▶ _WHAT IS EXPECTED_
Set the listing down again exactly, please, apart from its pictures.

***** PROVIDED MATERIAL *****

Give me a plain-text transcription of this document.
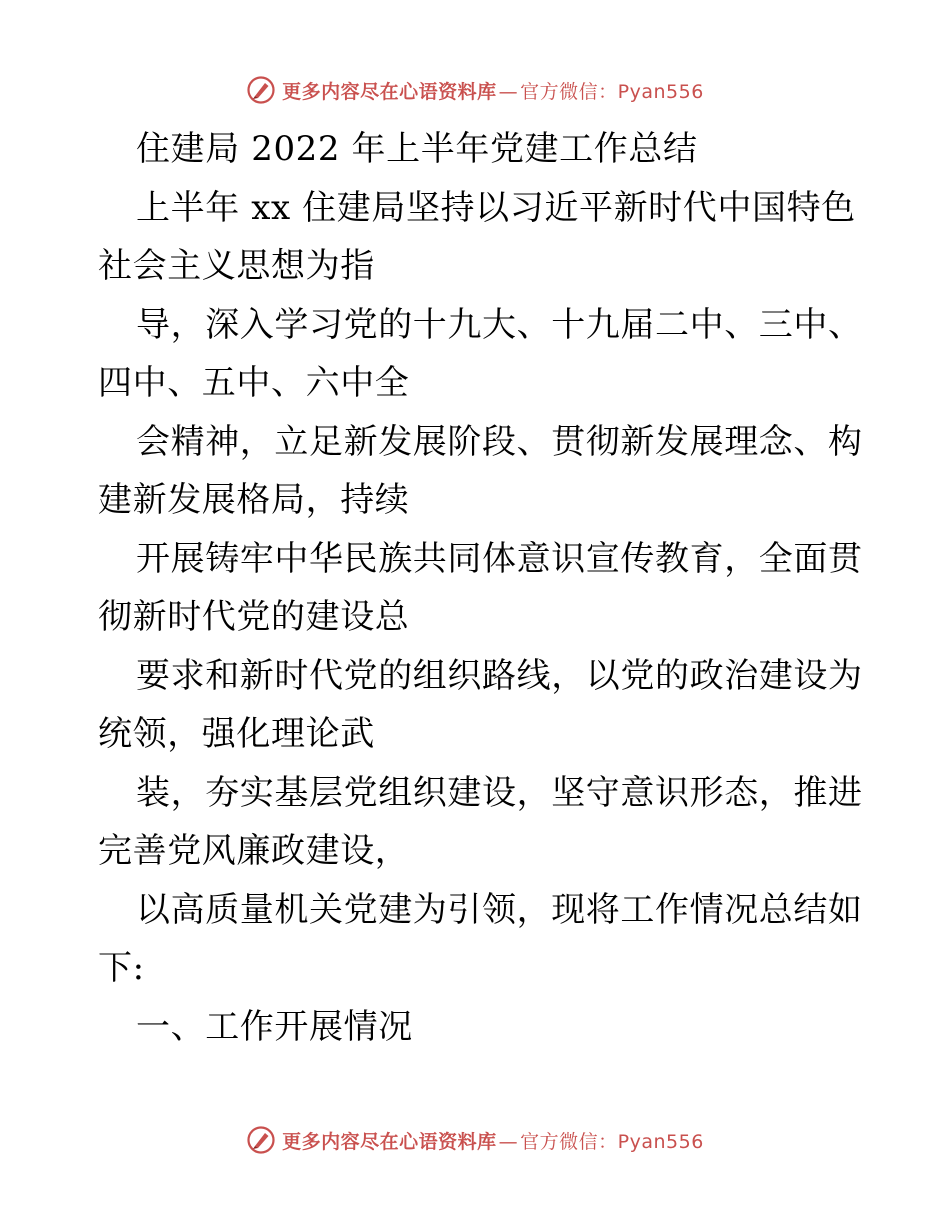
更多内容尽在心语资料库 — 官方微信：Pyan556
住建局 2022 年上半年党建工作总结
上半年 xx 住建局坚持以习近平新时代中国特色
社会主义思想为指
导，深入学习党的十九大、十九届二中、三中、
四中、五中、六中全
会精神，立足新发展阶段、贯彻新发展理念、构
建新发展格局，持续
开展铸牢中华民族共同体意识宣传教育，全面贯
彻新时代党的建设总
要求和新时代党的组织路线，以党的政治建设为
统领，强化理论武
装，夯实基层党组织建设，坚守意识形态，推进
完善党风廉政建设，
以高质量机关党建为引领，现将工作情况总结如
下:
一、工作开展情况
更多内容尽在心语资料库 — 官方微信：Pyan556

*****

▶ _COMPLETED EXERCISE_
Give me a plain-text transcription of this document.
更多内容尽在心语资料库 — 官方微信：Pyan556
住建局 2022 年上半年党建工作总结
上半年 xx 住建局坚持以习近平新时代中国特色
社会主义思想为指
导，深入学习党的十九大、十九届二中、三中、
四中、五中、六中全
会精神，立足新发展阶段、贯彻新发展理念、构
建新发展格局，持续
开展铸牢中华民族共同体意识宣传教育，全面贯
彻新时代党的建设总
要求和新时代党的组织路线，以党的政治建设为
统领，强化理论武
装，夯实基层党组织建设，坚守意识形态，推进
完善党风廉政建设，
以高质量机关党建为引领，现将工作情况总结如
下:
一、工作开展情况
更多内容尽在心语资料库 — 官方微信：Pyan556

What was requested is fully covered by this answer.